* [DIRECTIONS FOR THIS TASK]:
Can you give all the records again without altering a single character?

* start DATA LISTING *

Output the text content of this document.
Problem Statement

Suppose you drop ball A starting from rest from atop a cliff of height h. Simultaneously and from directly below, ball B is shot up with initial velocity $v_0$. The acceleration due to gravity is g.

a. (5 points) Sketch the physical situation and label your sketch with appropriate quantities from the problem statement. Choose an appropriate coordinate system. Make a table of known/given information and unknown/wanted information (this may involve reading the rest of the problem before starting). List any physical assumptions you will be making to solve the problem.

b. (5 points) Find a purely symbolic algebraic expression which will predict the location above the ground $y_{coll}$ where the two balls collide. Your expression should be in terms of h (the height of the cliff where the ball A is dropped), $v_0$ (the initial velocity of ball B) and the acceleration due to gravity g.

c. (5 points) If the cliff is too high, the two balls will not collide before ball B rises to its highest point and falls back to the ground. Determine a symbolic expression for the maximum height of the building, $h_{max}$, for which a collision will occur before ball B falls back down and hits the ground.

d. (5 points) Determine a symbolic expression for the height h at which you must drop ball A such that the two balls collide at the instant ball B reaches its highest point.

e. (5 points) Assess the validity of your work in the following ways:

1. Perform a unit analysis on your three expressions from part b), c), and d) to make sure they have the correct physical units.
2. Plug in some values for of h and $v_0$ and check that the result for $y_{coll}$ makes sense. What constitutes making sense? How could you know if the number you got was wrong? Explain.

* end DATA LISTING *

* [SOLUTION BELOW]:
Output the text content of this document.
Problem Statement

Suppose you drop ball A starting from rest from atop a cliff of height h. Simultaneously and from directly below, ball B is shot up with initial velocity $v_0$. The acceleration due to gravity is g.

a. (5 points) Sketch the physical situation and label your sketch with appropriate quantities from the problem statement. Choose an appropriate coordinate system. Make a table of known/given information and unknown/wanted information (this may involve reading the rest of the problem before starting). List any physical assumptions you will be making to solve the problem.

b. (5 points) Find a purely symbolic algebraic expression which will predict the location above the ground $y_{coll}$ where the two balls collide. Your expression should be in terms of h (the height of the cliff where the ball A is dropped), $v_0$ (the initial velocity of ball B) and the acceleration due to gravity g.

c. (5 points) If the cliff is too high, the two balls will not collide before ball B rises to its highest point and falls back to the ground. Determine a symbolic expression for the maximum height of the building, $h_{max}$, for which a collision will occur before ball B falls back down and hits the ground.

d. (5 points) Determine a symbolic expression for the height h at which you must drop ball A such that the two balls collide at the instant ball B reaches its highest point.

e. (5 points) Assess the validity of your work in the following ways:

1. Perform a unit analysis on your three expressions from part b), c), and d) to make sure they have the correct physical units.
2. Plug in some values for of h and $v_0$ and check that the result for $y_{coll}$ makes sense. What constitutes making sense? How could you know if the number you got was wrong? Explain.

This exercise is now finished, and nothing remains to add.